*TASK STATEMENT*. Go through the records and show each line where the word "DANIEL" occurs.

Lines of data:
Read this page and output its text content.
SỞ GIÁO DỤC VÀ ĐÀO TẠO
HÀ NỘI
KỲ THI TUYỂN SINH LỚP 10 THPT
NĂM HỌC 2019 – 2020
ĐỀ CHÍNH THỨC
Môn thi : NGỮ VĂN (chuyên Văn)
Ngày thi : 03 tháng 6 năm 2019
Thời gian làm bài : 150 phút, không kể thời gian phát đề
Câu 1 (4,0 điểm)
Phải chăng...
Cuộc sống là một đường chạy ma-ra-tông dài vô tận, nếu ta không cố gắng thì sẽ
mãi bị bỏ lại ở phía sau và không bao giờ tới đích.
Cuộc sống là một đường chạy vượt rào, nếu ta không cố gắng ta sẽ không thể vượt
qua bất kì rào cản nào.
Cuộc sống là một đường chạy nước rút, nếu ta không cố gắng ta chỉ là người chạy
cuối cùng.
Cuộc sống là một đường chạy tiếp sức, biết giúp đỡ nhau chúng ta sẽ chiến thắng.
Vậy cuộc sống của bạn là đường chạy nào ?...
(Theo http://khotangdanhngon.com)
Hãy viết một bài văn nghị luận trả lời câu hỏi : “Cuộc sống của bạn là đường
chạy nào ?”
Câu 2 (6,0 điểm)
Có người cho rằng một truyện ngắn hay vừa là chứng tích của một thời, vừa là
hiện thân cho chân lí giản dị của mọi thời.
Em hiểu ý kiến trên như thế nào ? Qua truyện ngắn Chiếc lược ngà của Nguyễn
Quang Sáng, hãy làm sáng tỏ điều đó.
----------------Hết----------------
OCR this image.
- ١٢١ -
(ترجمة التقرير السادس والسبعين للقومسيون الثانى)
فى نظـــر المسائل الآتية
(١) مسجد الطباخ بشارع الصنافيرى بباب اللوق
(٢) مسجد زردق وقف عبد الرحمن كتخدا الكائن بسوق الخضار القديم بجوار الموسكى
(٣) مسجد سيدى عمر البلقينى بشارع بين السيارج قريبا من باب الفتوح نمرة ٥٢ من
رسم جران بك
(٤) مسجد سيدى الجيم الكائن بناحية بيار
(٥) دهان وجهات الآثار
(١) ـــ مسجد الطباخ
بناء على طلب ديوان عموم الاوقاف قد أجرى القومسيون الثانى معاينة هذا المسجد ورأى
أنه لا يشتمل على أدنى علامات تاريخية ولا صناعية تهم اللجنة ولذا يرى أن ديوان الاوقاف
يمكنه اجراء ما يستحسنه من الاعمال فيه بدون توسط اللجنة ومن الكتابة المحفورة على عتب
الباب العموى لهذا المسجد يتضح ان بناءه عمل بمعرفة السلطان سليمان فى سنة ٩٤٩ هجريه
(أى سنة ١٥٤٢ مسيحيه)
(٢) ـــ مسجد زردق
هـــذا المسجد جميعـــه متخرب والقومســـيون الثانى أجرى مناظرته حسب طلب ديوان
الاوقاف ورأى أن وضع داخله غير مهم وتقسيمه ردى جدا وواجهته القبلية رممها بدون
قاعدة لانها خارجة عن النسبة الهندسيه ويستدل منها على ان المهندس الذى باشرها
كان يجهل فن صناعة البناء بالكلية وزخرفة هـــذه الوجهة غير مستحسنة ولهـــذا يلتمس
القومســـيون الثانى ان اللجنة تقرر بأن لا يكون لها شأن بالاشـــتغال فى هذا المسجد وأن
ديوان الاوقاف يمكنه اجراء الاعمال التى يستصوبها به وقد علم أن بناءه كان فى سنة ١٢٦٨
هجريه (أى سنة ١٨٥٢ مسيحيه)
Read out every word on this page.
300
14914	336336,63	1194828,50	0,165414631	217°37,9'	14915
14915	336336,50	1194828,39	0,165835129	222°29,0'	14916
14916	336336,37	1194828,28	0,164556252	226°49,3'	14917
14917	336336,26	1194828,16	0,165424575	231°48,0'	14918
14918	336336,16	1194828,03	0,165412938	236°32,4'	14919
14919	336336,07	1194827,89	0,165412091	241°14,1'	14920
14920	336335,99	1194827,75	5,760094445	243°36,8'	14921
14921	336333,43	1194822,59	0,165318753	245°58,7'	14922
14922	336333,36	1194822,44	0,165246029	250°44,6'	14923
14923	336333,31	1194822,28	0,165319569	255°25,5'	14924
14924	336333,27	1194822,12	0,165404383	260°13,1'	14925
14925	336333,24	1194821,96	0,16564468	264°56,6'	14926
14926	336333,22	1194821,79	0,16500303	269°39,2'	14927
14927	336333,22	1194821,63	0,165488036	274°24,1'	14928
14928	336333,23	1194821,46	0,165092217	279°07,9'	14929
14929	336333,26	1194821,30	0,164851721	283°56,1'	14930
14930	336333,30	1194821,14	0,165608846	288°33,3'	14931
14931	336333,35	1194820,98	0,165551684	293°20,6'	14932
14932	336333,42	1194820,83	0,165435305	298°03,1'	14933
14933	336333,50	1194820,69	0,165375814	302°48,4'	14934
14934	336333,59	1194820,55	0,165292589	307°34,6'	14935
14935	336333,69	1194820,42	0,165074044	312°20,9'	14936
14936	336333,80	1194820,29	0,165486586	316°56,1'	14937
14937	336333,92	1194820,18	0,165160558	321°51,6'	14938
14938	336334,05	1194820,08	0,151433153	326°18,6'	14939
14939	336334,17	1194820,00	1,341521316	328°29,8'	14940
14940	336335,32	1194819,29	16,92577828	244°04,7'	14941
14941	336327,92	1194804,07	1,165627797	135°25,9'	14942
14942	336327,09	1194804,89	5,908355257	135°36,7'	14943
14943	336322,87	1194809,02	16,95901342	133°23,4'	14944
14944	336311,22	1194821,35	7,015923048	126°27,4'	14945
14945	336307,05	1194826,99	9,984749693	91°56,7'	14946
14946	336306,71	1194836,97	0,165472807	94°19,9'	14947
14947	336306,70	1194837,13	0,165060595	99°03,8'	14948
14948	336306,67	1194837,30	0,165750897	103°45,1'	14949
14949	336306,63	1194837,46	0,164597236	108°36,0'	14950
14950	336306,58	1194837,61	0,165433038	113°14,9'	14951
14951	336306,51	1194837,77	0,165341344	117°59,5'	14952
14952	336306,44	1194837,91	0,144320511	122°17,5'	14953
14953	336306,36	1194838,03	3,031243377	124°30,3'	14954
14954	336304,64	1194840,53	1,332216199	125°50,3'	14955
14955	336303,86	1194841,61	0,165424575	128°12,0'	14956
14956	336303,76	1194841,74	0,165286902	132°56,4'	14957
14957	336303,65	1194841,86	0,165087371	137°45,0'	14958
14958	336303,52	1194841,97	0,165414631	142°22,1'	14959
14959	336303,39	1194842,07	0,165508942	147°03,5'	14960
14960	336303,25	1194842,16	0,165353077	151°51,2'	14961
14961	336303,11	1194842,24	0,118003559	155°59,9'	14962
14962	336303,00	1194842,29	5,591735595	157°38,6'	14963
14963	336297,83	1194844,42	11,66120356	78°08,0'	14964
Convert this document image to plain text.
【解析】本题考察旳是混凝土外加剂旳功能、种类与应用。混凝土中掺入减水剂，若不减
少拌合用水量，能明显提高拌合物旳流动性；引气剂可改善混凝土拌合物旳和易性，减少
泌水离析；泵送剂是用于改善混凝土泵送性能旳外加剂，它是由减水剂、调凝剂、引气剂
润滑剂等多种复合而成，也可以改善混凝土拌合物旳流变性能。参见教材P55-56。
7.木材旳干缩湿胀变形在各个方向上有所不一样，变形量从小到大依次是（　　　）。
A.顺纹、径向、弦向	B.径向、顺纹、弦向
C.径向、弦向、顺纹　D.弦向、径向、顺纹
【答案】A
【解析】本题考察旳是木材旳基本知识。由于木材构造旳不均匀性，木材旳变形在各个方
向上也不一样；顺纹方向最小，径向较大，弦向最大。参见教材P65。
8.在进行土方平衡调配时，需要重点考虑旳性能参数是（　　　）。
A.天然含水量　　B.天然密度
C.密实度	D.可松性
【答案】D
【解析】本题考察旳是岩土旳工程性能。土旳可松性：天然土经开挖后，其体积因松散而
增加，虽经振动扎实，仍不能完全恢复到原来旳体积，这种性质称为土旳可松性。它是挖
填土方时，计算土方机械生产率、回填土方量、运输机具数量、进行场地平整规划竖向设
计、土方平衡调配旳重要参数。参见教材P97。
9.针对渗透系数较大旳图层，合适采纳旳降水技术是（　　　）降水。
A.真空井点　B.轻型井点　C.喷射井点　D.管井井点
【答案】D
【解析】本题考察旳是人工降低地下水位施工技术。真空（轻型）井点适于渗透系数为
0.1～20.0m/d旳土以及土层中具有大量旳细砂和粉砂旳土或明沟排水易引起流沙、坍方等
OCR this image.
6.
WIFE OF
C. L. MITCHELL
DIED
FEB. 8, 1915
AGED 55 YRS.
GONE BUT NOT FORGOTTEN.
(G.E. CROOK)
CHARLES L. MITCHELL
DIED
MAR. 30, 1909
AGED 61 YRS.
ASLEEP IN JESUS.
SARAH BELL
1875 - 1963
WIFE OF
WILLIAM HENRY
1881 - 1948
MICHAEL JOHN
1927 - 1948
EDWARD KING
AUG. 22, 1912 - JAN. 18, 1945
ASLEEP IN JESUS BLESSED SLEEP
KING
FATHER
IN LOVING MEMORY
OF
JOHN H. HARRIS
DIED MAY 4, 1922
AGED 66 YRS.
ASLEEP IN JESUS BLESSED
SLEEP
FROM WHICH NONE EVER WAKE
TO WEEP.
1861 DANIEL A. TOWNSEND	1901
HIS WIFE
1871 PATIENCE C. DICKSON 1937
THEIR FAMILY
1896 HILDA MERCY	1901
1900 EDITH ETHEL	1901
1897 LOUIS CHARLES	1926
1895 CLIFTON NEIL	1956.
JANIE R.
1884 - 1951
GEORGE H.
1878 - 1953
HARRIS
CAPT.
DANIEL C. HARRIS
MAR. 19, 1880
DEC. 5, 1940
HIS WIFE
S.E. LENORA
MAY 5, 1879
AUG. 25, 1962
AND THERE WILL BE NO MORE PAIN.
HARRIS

*RESPONSE TO THE TASK*.
1861 DANIEL A. TOWNSEND	1901
DANIEL C. HARRIS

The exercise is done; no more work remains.